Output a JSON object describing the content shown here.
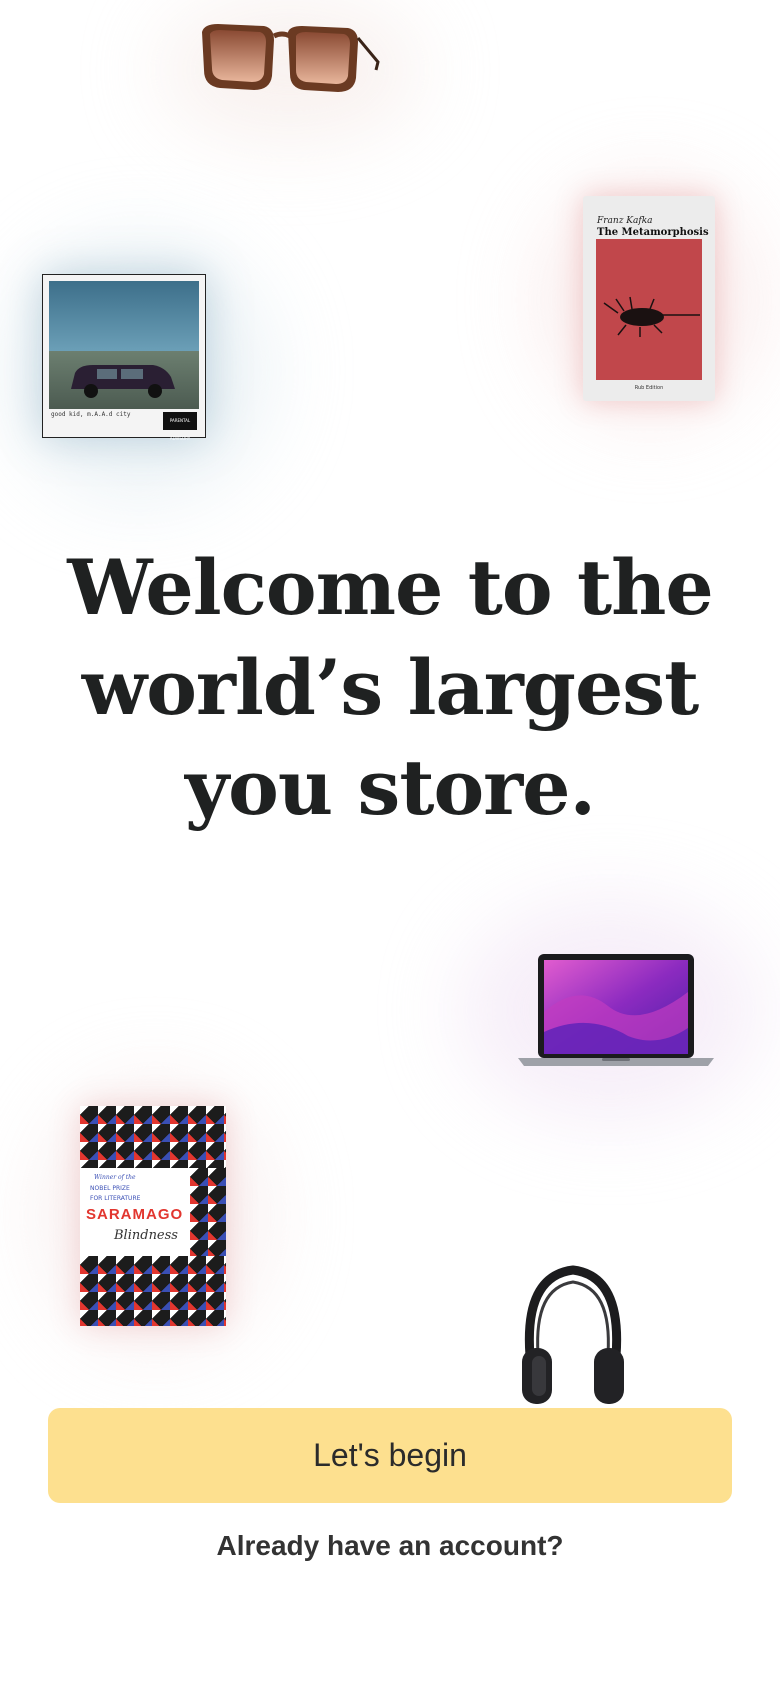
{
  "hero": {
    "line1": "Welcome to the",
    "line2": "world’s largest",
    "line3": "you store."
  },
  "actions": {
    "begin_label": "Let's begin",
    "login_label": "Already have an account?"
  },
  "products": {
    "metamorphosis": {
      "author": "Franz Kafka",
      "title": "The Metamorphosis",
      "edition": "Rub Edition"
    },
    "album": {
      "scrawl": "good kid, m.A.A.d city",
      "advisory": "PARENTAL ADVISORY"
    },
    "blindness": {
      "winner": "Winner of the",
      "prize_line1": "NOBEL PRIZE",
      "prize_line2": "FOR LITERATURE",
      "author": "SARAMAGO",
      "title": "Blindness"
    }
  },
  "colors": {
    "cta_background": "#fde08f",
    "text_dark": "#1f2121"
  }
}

────────────────

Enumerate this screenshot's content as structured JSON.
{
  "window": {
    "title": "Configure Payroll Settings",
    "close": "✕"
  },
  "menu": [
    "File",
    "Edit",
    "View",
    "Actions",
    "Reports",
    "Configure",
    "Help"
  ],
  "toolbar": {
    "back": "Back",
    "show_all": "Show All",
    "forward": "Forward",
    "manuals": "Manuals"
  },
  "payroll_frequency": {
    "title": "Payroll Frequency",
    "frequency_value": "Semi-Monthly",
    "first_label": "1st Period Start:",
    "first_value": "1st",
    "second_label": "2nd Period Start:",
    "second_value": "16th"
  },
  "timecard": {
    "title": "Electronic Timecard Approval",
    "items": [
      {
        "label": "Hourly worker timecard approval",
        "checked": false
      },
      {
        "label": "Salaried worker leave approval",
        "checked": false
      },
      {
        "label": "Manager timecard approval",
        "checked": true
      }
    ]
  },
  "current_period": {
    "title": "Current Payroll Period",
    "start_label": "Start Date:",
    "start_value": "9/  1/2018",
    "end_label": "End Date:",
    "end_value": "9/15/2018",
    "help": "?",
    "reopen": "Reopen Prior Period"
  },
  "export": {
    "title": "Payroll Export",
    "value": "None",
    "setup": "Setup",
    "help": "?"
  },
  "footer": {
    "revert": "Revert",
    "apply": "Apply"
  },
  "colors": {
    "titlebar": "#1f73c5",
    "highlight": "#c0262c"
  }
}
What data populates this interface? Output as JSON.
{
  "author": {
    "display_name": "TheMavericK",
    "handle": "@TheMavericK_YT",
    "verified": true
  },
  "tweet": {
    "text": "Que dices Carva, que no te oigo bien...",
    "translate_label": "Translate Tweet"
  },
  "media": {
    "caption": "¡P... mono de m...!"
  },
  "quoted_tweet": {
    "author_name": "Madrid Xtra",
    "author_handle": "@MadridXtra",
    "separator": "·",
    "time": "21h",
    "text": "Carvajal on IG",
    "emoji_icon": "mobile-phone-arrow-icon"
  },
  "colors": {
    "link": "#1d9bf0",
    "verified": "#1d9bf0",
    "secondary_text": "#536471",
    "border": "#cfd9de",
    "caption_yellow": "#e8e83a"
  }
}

────────────────

#### Problem details:
Count every line above that holds the word "content", and state the number and nothing more.

#### The solution:
2